## Task brief
Please retype the data in full and exactly; the pictures are not part of the copy.

## Dataset listings of figures

.....

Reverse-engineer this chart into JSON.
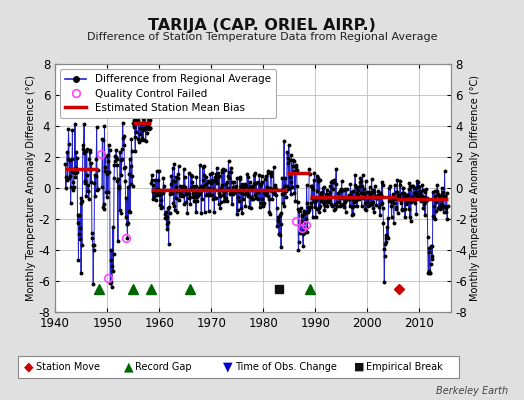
{
  "title": "TARIJA (CAP. ORIEL AIRP.)",
  "subtitle": "Difference of Station Temperature Data from Regional Average",
  "ylabel": "Monthly Temperature Anomaly Difference (°C)",
  "xlabel_years": [
    1940,
    1950,
    1960,
    1970,
    1980,
    1990,
    2000,
    2010
  ],
  "ylim": [
    -8,
    8
  ],
  "xlim": [
    1940,
    2016
  ],
  "bg_color": "#e0e0e0",
  "plot_bg_color": "#ffffff",
  "grid_color": "#b0b0b0",
  "line_color": "#2222cc",
  "dot_color": "#000000",
  "bias_color": "#cc0000",
  "qc_color": "#ff44ff",
  "station_move_color": "#cc0000",
  "record_gap_color": "#006600",
  "time_obs_color": "#0000cc",
  "empirical_break_color": "#111111",
  "segments": [
    {
      "x_start": 1942.0,
      "x_end": 1948.3,
      "bias": 1.2
    },
    {
      "x_start": 1955.0,
      "x_end": 1958.5,
      "bias": 4.2
    },
    {
      "x_start": 1958.5,
      "x_end": 1984.5,
      "bias": -0.1
    },
    {
      "x_start": 1984.5,
      "x_end": 1989.0,
      "bias": 1.0
    },
    {
      "x_start": 1989.0,
      "x_end": 2005.5,
      "bias": -0.55
    },
    {
      "x_start": 2005.5,
      "x_end": 2015.5,
      "bias": -0.7
    }
  ],
  "record_gaps": [
    1948.5,
    1955.0,
    1958.5,
    1966.0,
    1989.0
  ],
  "station_moves": [
    2006.0
  ],
  "time_obs_changes": [],
  "empirical_breaks": [
    1983.0
  ],
  "berkeley_earth_text": "Berkeley Earth",
  "seed": 42
}
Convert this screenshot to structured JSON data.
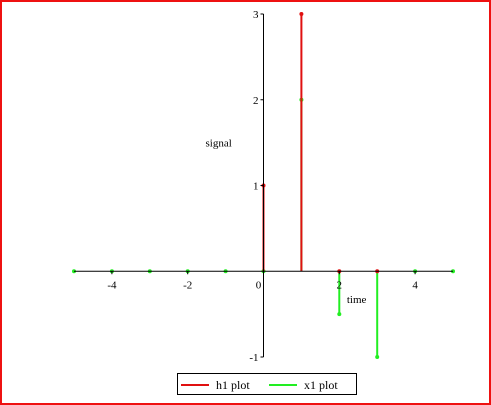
{
  "chart_data": {
    "type": "line",
    "style": "stem",
    "xlabel": "time",
    "ylabel": "signal",
    "xlim": [
      -5,
      5
    ],
    "ylim": [
      -1,
      3
    ],
    "x_ticks": [
      -4,
      -2,
      0,
      2,
      4
    ],
    "y_ticks": [
      -1,
      1,
      2,
      3
    ],
    "grid": false,
    "legend_position": "bottom",
    "series": [
      {
        "name": "h1 plot",
        "color": "#e01010",
        "x": [
          0,
          1,
          2,
          3
        ],
        "values": [
          1,
          3,
          0,
          0
        ]
      },
      {
        "name": "x1 plot",
        "color": "#22ee22",
        "x": [
          -5,
          -4,
          -3,
          -2,
          -1,
          0,
          1,
          2,
          3,
          4,
          5
        ],
        "values": [
          0,
          0,
          0,
          0,
          0,
          0,
          2,
          -0.5,
          -1,
          0,
          0
        ]
      }
    ]
  }
}
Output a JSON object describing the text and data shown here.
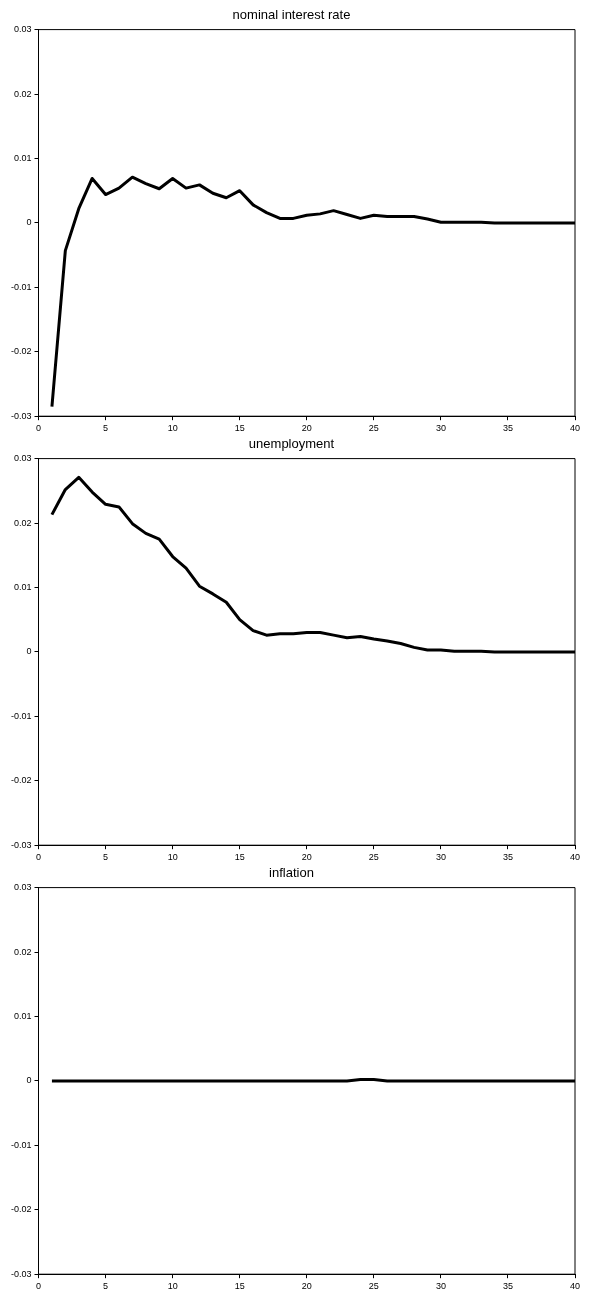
{
  "chart_data": [
    {
      "type": "line",
      "title": "nominal interest rate",
      "x": [
        1,
        2,
        3,
        4,
        5,
        6,
        7,
        8,
        9,
        10,
        11,
        12,
        13,
        14,
        15,
        16,
        17,
        18,
        19,
        20,
        21,
        22,
        23,
        24,
        25,
        26,
        27,
        28,
        29,
        30,
        31,
        32,
        33,
        34,
        35,
        36,
        37,
        38,
        39,
        40
      ],
      "values": [
        -0.0285,
        -0.0043,
        0.0022,
        0.0069,
        0.0044,
        0.0054,
        0.0071,
        0.0061,
        0.0053,
        0.0069,
        0.0054,
        0.0059,
        0.0046,
        0.0039,
        0.005,
        0.0028,
        0.0016,
        0.0007,
        0.0007,
        0.0012,
        0.0014,
        0.0019,
        0.0013,
        0.0007,
        0.0012,
        0.001,
        0.001,
        0.001,
        0.0006,
        0.0001,
        0.0001,
        0.0001,
        0.0001,
        0,
        0,
        0,
        0,
        0,
        0,
        0
      ],
      "color": "#000000",
      "xlim": [
        0,
        40
      ],
      "xticks": [
        0,
        5,
        10,
        15,
        20,
        25,
        30,
        35,
        40
      ],
      "ylim": [
        -0.03,
        0.03
      ],
      "yticks": [
        -0.03,
        -0.02,
        -0.01,
        0,
        0.01,
        0.02,
        0.03
      ]
    },
    {
      "type": "line",
      "title": "unemployment",
      "x": [
        1,
        2,
        3,
        4,
        5,
        6,
        7,
        8,
        9,
        10,
        11,
        12,
        13,
        14,
        15,
        16,
        17,
        18,
        19,
        20,
        21,
        22,
        23,
        24,
        25,
        26,
        27,
        28,
        29,
        30,
        31,
        32,
        33,
        34,
        35,
        36,
        37,
        38,
        39,
        40
      ],
      "values": [
        0.0213,
        0.0252,
        0.0271,
        0.0248,
        0.0229,
        0.0225,
        0.0199,
        0.0184,
        0.0175,
        0.0148,
        0.013,
        0.0102,
        0.009,
        0.0077,
        0.005,
        0.0033,
        0.0026,
        0.0028,
        0.0028,
        0.003,
        0.003,
        0.0026,
        0.0022,
        0.0024,
        0.002,
        0.0017,
        0.0013,
        0.0007,
        0.0003,
        0.0003,
        0.0001,
        0.0001,
        0.0001,
        0,
        0,
        0,
        0,
        0,
        0,
        0
      ],
      "color": "#000000",
      "xlim": [
        0,
        40
      ],
      "xticks": [
        0,
        5,
        10,
        15,
        20,
        25,
        30,
        35,
        40
      ],
      "ylim": [
        -0.03,
        0.03
      ],
      "yticks": [
        -0.03,
        -0.02,
        -0.01,
        0,
        0.01,
        0.02,
        0.03
      ]
    },
    {
      "type": "line",
      "title": "inflation",
      "x": [
        1,
        2,
        3,
        4,
        5,
        6,
        7,
        8,
        9,
        10,
        11,
        12,
        13,
        14,
        15,
        16,
        17,
        18,
        19,
        20,
        21,
        22,
        23,
        24,
        25,
        26,
        27,
        28,
        29,
        30,
        31,
        32,
        33,
        34,
        35,
        36,
        37,
        38,
        39,
        40
      ],
      "values": [
        0,
        0,
        0,
        0,
        0,
        0,
        0,
        0,
        0,
        0,
        0,
        0,
        0,
        0,
        0,
        0,
        0,
        0,
        0,
        0,
        0,
        0,
        0,
        0.0002,
        0.0002,
        0,
        0,
        0,
        0,
        0,
        0,
        0,
        0,
        0,
        0,
        0,
        0,
        0,
        0,
        0
      ],
      "color": "#000000",
      "xlim": [
        0,
        40
      ],
      "xticks": [
        0,
        5,
        10,
        15,
        20,
        25,
        30,
        35,
        40
      ],
      "ylim": [
        -0.03,
        0.03
      ],
      "yticks": [
        -0.03,
        -0.02,
        -0.01,
        0,
        0.01,
        0.02,
        0.03
      ]
    }
  ]
}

.....

## Response to this task
Reverse-engineer this chart into JSON.
{
  "title": "TARIJA (CAP. ORIEL AIRP.)",
  "subtitle": "Difference of Station Temperature Data from Regional Average",
  "ylabel": "Monthly Temperature Anomaly Difference (°C)",
  "xlabel_years": [
    1940,
    1950,
    1960,
    1970,
    1980,
    1990,
    2000,
    2010
  ],
  "ylim": [
    -8,
    8
  ],
  "xlim": [
    1940,
    2016
  ],
  "bg_color": "#e0e0e0",
  "plot_bg_color": "#ffffff",
  "grid_color": "#b0b0b0",
  "line_color": "#2222cc",
  "dot_color": "#000000",
  "bias_color": "#cc0000",
  "qc_color": "#ff44ff",
  "station_move_color": "#cc0000",
  "record_gap_color": "#006600",
  "time_obs_color": "#0000cc",
  "empirical_break_color": "#111111",
  "segments": [
    {
      "x_start": 1942.0,
      "x_end": 1948.3,
      "bias": 1.2
    },
    {
      "x_start": 1955.0,
      "x_end": 1958.5,
      "bias": 4.2
    },
    {
      "x_start": 1958.5,
      "x_end": 1984.5,
      "bias": -0.1
    },
    {
      "x_start": 1984.5,
      "x_end": 1989.0,
      "bias": 1.0
    },
    {
      "x_start": 1989.0,
      "x_end": 2005.5,
      "bias": -0.55
    },
    {
      "x_start": 2005.5,
      "x_end": 2015.5,
      "bias": -0.7
    }
  ],
  "record_gaps": [
    1948.5,
    1955.0,
    1958.5,
    1966.0,
    1989.0
  ],
  "station_moves": [
    2006.0
  ],
  "time_obs_changes": [],
  "empirical_breaks": [
    1983.0
  ],
  "berkeley_earth_text": "Berkeley Earth",
  "seed": 42
}
Convert this screenshot to structured JSON data.
{
  "chart_data": {
    "type": "line",
    "style": "stem",
    "xlabel": "time",
    "ylabel": "signal",
    "xlim": [
      -5,
      5
    ],
    "ylim": [
      -1,
      3
    ],
    "x_ticks": [
      -4,
      -2,
      0,
      2,
      4
    ],
    "y_ticks": [
      -1,
      1,
      2,
      3
    ],
    "grid": false,
    "legend_position": "bottom",
    "series": [
      {
        "name": "h1 plot",
        "color": "#e01010",
        "x": [
          0,
          1,
          2,
          3
        ],
        "values": [
          1,
          3,
          0,
          0
        ]
      },
      {
        "name": "x1 plot",
        "color": "#22ee22",
        "x": [
          -5,
          -4,
          -3,
          -2,
          -1,
          0,
          1,
          2,
          3,
          4,
          5
        ],
        "values": [
          0,
          0,
          0,
          0,
          0,
          0,
          2,
          -0.5,
          -1,
          0,
          0
        ]
      }
    ]
  }
}
Output a JSON object describing the text and data shown here.
{
  "chart_data": [
    {
      "type": "line",
      "title": "nominal interest rate",
      "x": [
        1,
        2,
        3,
        4,
        5,
        6,
        7,
        8,
        9,
        10,
        11,
        12,
        13,
        14,
        15,
        16,
        17,
        18,
        19,
        20,
        21,
        22,
        23,
        24,
        25,
        26,
        27,
        28,
        29,
        30,
        31,
        32,
        33,
        34,
        35,
        36,
        37,
        38,
        39,
        40
      ],
      "values": [
        -0.0285,
        -0.0043,
        0.0022,
        0.0069,
        0.0044,
        0.0054,
        0.0071,
        0.0061,
        0.0053,
        0.0069,
        0.0054,
        0.0059,
        0.0046,
        0.0039,
        0.005,
        0.0028,
        0.0016,
        0.0007,
        0.0007,
        0.0012,
        0.0014,
        0.0019,
        0.0013,
        0.0007,
        0.0012,
        0.001,
        0.001,
        0.001,
        0.0006,
        0.0001,
        0.0001,
        0.0001,
        0.0001,
        0,
        0,
        0,
        0,
        0,
        0,
        0
      ],
      "color": "#000000",
      "xlim": [
        0,
        40
      ],
      "xticks": [
        0,
        5,
        10,
        15,
        20,
        25,
        30,
        35,
        40
      ],
      "ylim": [
        -0.03,
        0.03
      ],
      "yticks": [
        -0.03,
        -0.02,
        -0.01,
        0,
        0.01,
        0.02,
        0.03
      ]
    },
    {
      "type": "line",
      "title": "unemployment",
      "x": [
        1,
        2,
        3,
        4,
        5,
        6,
        7,
        8,
        9,
        10,
        11,
        12,
        13,
        14,
        15,
        16,
        17,
        18,
        19,
        20,
        21,
        22,
        23,
        24,
        25,
        26,
        27,
        28,
        29,
        30,
        31,
        32,
        33,
        34,
        35,
        36,
        37,
        38,
        39,
        40
      ],
      "values": [
        0.0213,
        0.0252,
        0.0271,
        0.0248,
        0.0229,
        0.0225,
        0.0199,
        0.0184,
        0.0175,
        0.0148,
        0.013,
        0.0102,
        0.009,
        0.0077,
        0.005,
        0.0033,
        0.0026,
        0.0028,
        0.0028,
        0.003,
        0.003,
        0.0026,
        0.0022,
        0.0024,
        0.002,
        0.0017,
        0.0013,
        0.0007,
        0.0003,
        0.0003,
        0.0001,
        0.0001,
        0.0001,
        0,
        0,
        0,
        0,
        0,
        0,
        0
      ],
      "color": "#000000",
      "xlim": [
        0,
        40
      ],
      "xticks": [
        0,
        5,
        10,
        15,
        20,
        25,
        30,
        35,
        40
      ],
      "ylim": [
        -0.03,
        0.03
      ],
      "yticks": [
        -0.03,
        -0.02,
        -0.01,
        0,
        0.01,
        0.02,
        0.03
      ]
    },
    {
      "type": "line",
      "title": "inflation",
      "x": [
        1,
        2,
        3,
        4,
        5,
        6,
        7,
        8,
        9,
        10,
        11,
        12,
        13,
        14,
        15,
        16,
        17,
        18,
        19,
        20,
        21,
        22,
        23,
        24,
        25,
        26,
        27,
        28,
        29,
        30,
        31,
        32,
        33,
        34,
        35,
        36,
        37,
        38,
        39,
        40
      ],
      "values": [
        0,
        0,
        0,
        0,
        0,
        0,
        0,
        0,
        0,
        0,
        0,
        0,
        0,
        0,
        0,
        0,
        0,
        0,
        0,
        0,
        0,
        0,
        0,
        0.0002,
        0.0002,
        0,
        0,
        0,
        0,
        0,
        0,
        0,
        0,
        0,
        0,
        0,
        0,
        0,
        0,
        0
      ],
      "color": "#000000",
      "xlim": [
        0,
        40
      ],
      "xticks": [
        0,
        5,
        10,
        15,
        20,
        25,
        30,
        35,
        40
      ],
      "ylim": [
        -0.03,
        0.03
      ],
      "yticks": [
        -0.03,
        -0.02,
        -0.01,
        0,
        0.01,
        0.02,
        0.03
      ]
    }
  ]
}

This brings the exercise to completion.